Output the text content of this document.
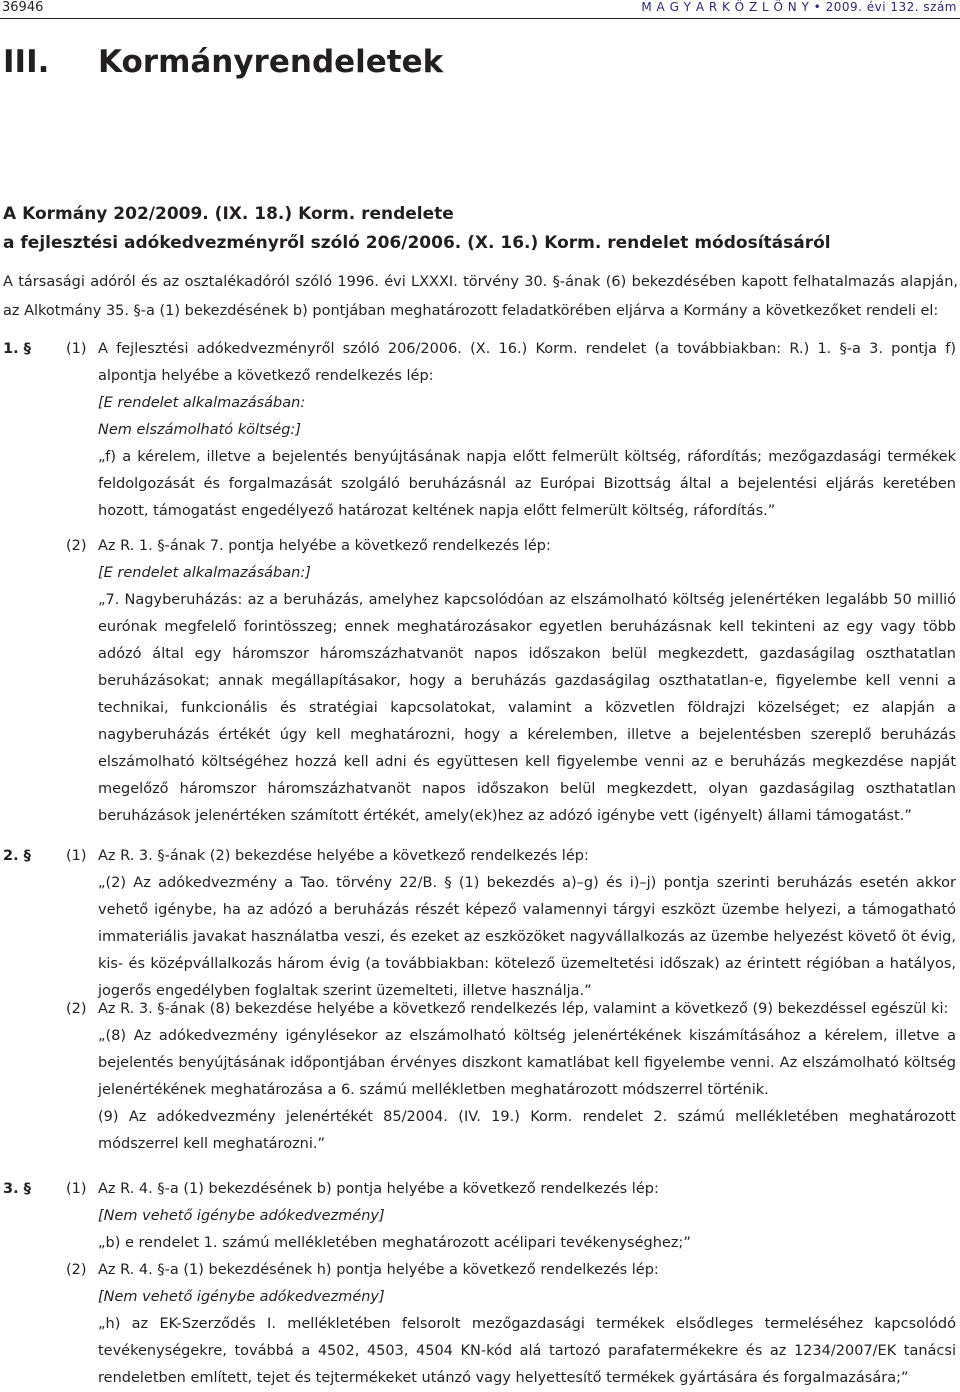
36946	M A G Y A R K Ö Z L Ö N Y • 2009. évi 132. szám
III. Kormányrendeletek
A Kormány 202/2009. (IX. 18.) Korm. rendelete
a fejlesztési adókedvezményről szóló 206/2006. (X. 16.) Korm. rendelet módosításáról

A társasági adóról és az osztalékadóról szóló 1996. évi LXXXI. törvény 30. §-ának (6) bekezdésében kapott felhatalmazás alapján, az Alkotmány 35. §-a (1) bekezdésének b) pontjában meghatározott feladatkörében eljárva a Kormány a következőket rendeli el:

1. § (1) A fejlesztési adókedvezményről szóló 206/2006. (X. 16.) Korm. rendelet (a továbbiakban: R.) 1. §-a 3. pontja f) alpontja helyébe a következő rendelkezés lép:

[E rendelet alkalmazásában:

Nem elszámolható költség:]

„f) a kérelem, illetve a bejelentés benyújtásának napja előtt felmerült költség, ráfordítás; mezőgazdasági termékek feldolgozását és forgalmazását szolgáló beruházásnál az Európai Bizottság által a bejelentési eljárás keretében hozott, támogatást engedélyező határozat keltének napja előtt felmerült költség, ráfordítás.”

(2) Az R. 1. §-ának 7. pontja helyébe a következő rendelkezés lép:

[E rendelet alkalmazásában:]

„7. Nagyberuházás: az a beruházás, amelyhez kapcsolódóan az elszámolható költség jelenértéken legalább 50 millió eurónak megfelelő forintösszeg; ennek meghatározásakor egyetlen beruházásnak kell tekinteni az egy vagy több adózó által egy háromszor háromszázhatvanöt napos időszakon belül megkezdett, gazdaságilag oszthatatlan beruházásokat; annak megállapításakor, hogy a beruházás gazdaságilag oszthatatlan-e, figyelembe kell venni a technikai, funkcionális és stratégiai kapcsolatokat, valamint a közvetlen földrajzi közelséget; ez alapján a nagyberuházás értékét úgy kell meghatározni, hogy a kérelemben, illetve a bejelentésben szereplő beruházás elszámolható költségéhez hozzá kell adni és együttesen kell figyelembe venni az e beruházás megkezdése napját megelőző háromszor háromszázhatvanöt napos időszakon belül megkezdett, olyan gazdaságilag oszthatatlan beruházások jelenértéken számított értékét, amely(ek)hez az adózó igénybe vett (igényelt) állami támogatást.”

2. § (1) Az R. 3. §-ának (2) bekezdése helyébe a következő rendelkezés lép:

„(2) Az adókedvezmény a Tao. törvény 22/B. § (1) bekezdés a)–g) és i)–j) pontja szerinti beruházás esetén akkor vehető igénybe, ha az adózó a beruházás részét képező valamennyi tárgyi eszközt üzembe helyezi, a támogatható immateriális javakat használatba veszi, és ezeket az eszközöket nagyvállalkozás az üzembe helyezést követő öt évig, kis- és középvállalkozás három évig (a továbbiakban: kötelező üzemeltetési időszak) az érintett régióban a hatályos, jogerős engedélyben foglaltak szerint üzemelteti, illetve használja.”

(2) Az R. 3. §-ának (8) bekezdése helyébe a következő rendelkezés lép, valamint a következő (9) bekezdéssel egészül ki:

„(8) Az adókedvezmény igénylésekor az elszámolható költség jelenértékének kiszámításához a kérelem, illetve a bejelentés benyújtásának időpontjában érvényes diszkont kamatlábat kell figyelembe venni. Az elszámolható költség jelenértékének meghatározása a 6. számú mellékletben meghatározott módszerrel történik.

(9) Az adókedvezmény jelenértékét 85/2004. (IV. 19.) Korm. rendelet 2. számú mellékletében meghatározott módszerrel kell meghatározni.”

3. § (1) Az R. 4. §-a (1) bekezdésének b) pontja helyébe a következő rendelkezés lép:

[Nem vehető igénybe adókedvezmény]

„b) e rendelet 1. számú mellékletében meghatározott acélipari tevékenységhez;”

(2) Az R. 4. §-a (1) bekezdésének h) pontja helyébe a következő rendelkezés lép:

[Nem vehető igénybe adókedvezmény]

„h) az EK-Szerződés I. mellékletében felsorolt mezőgazdasági termékek elsődleges termeléséhez kapcsolódó tevékenységekre, továbbá a 4502, 4503, 4504 KN-kód alá tartozó parafatermékekre és az 1234/2007/EK tanácsi rendeletben említett, tejet és tejtermékeket utánzó vagy helyettesítő termékek gyártására és forgalmazására;”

WRITTEN PROBLEM
Write out each line of the data exactly; the images should be left out.

FULL OUTPUT
Output the text content of this document.
36946	M A G Y A R K Ö Z L Ö N Y • 2009. évi 132. szám
III. Kormányrendeletek
A Kormány 202/2009. (IX. 18.) Korm. rendelete
a fejlesztési adókedvezményről szóló 206/2006. (X. 16.) Korm. rendelet módosításáról

A társasági adóról és az osztalékadóról szóló 1996. évi LXXXI. törvény 30. §-ának (6) bekezdésében kapott felhatalmazás alapján, az Alkotmány 35. §-a (1) bekezdésének b) pontjában meghatározott feladatkörében eljárva a Kormány a következőket rendeli el:

1. § (1) A fejlesztési adókedvezményről szóló 206/2006. (X. 16.) Korm. rendelet (a továbbiakban: R.) 1. §-a 3. pontja f) alpontja helyébe a következő rendelkezés lép:

[E rendelet alkalmazásában:

Nem elszámolható költség:]

„f) a kérelem, illetve a bejelentés benyújtásának napja előtt felmerült költség, ráfordítás; mezőgazdasági termékek feldolgozását és forgalmazását szolgáló beruházásnál az Európai Bizottság által a bejelentési eljárás keretében hozott, támogatást engedélyező határozat keltének napja előtt felmerült költség, ráfordítás.”

(2) Az R. 1. §-ának 7. pontja helyébe a következő rendelkezés lép:

[E rendelet alkalmazásában:]

„7. Nagyberuházás: az a beruházás, amelyhez kapcsolódóan az elszámolható költség jelenértéken legalább 50 millió eurónak megfelelő forintösszeg; ennek meghatározásakor egyetlen beruházásnak kell tekinteni az egy vagy több adózó által egy háromszor háromszázhatvanöt napos időszakon belül megkezdett, gazdaságilag oszthatatlan beruházásokat; annak megállapításakor, hogy a beruházás gazdaságilag oszthatatlan-e, figyelembe kell venni a technikai, funkcionális és stratégiai kapcsolatokat, valamint a közvetlen földrajzi közelséget; ez alapján a nagyberuházás értékét úgy kell meghatározni, hogy a kérelemben, illetve a bejelentésben szereplő beruházás elszámolható költségéhez hozzá kell adni és együttesen kell figyelembe venni az e beruházás megkezdése napját megelőző háromszor háromszázhatvanöt napos időszakon belül megkezdett, olyan gazdaságilag oszthatatlan beruházások jelenértéken számított értékét, amely(ek)hez az adózó igénybe vett (igényelt) állami támogatást.”

2. § (1) Az R. 3. §-ának (2) bekezdése helyébe a következő rendelkezés lép:

„(2) Az adókedvezmény a Tao. törvény 22/B. § (1) bekezdés a)–g) és i)–j) pontja szerinti beruházás esetén akkor vehető igénybe, ha az adózó a beruházás részét képező valamennyi tárgyi eszközt üzembe helyezi, a támogatható immateriális javakat használatba veszi, és ezeket az eszközöket nagyvállalkozás az üzembe helyezést követő öt évig, kis- és középvállalkozás három évig (a továbbiakban: kötelező üzemeltetési időszak) az érintett régióban a hatályos, jogerős engedélyben foglaltak szerint üzemelteti, illetve használja.”

(2) Az R. 3. §-ának (8) bekezdése helyébe a következő rendelkezés lép, valamint a következő (9) bekezdéssel egészül ki:

„(8) Az adókedvezmény igénylésekor az elszámolható költség jelenértékének kiszámításához a kérelem, illetve a bejelentés benyújtásának időpontjában érvényes diszkont kamatlábat kell figyelembe venni. Az elszámolható költség jelenértékének meghatározása a 6. számú mellékletben meghatározott módszerrel történik.

(9) Az adókedvezmény jelenértékét 85/2004. (IV. 19.) Korm. rendelet 2. számú mellékletében meghatározott módszerrel kell meghatározni.”

3. § (1) Az R. 4. §-a (1) bekezdésének b) pontja helyébe a következő rendelkezés lép:

[Nem vehető igénybe adókedvezmény]

„b) e rendelet 1. számú mellékletében meghatározott acélipari tevékenységhez;”

(2) Az R. 4. §-a (1) bekezdésének h) pontja helyébe a következő rendelkezés lép:

[Nem vehető igénybe adókedvezmény]

„h) az EK-Szerződés I. mellékletében felsorolt mezőgazdasági termékek elsődleges termeléséhez kapcsolódó tevékenységekre, továbbá a 4502, 4503, 4504 KN-kód alá tartozó parafatermékekre és az 1234/2007/EK tanácsi rendeletben említett, tejet és tejtermékeket utánzó vagy helyettesítő termékek gyártására és forgalmazására;”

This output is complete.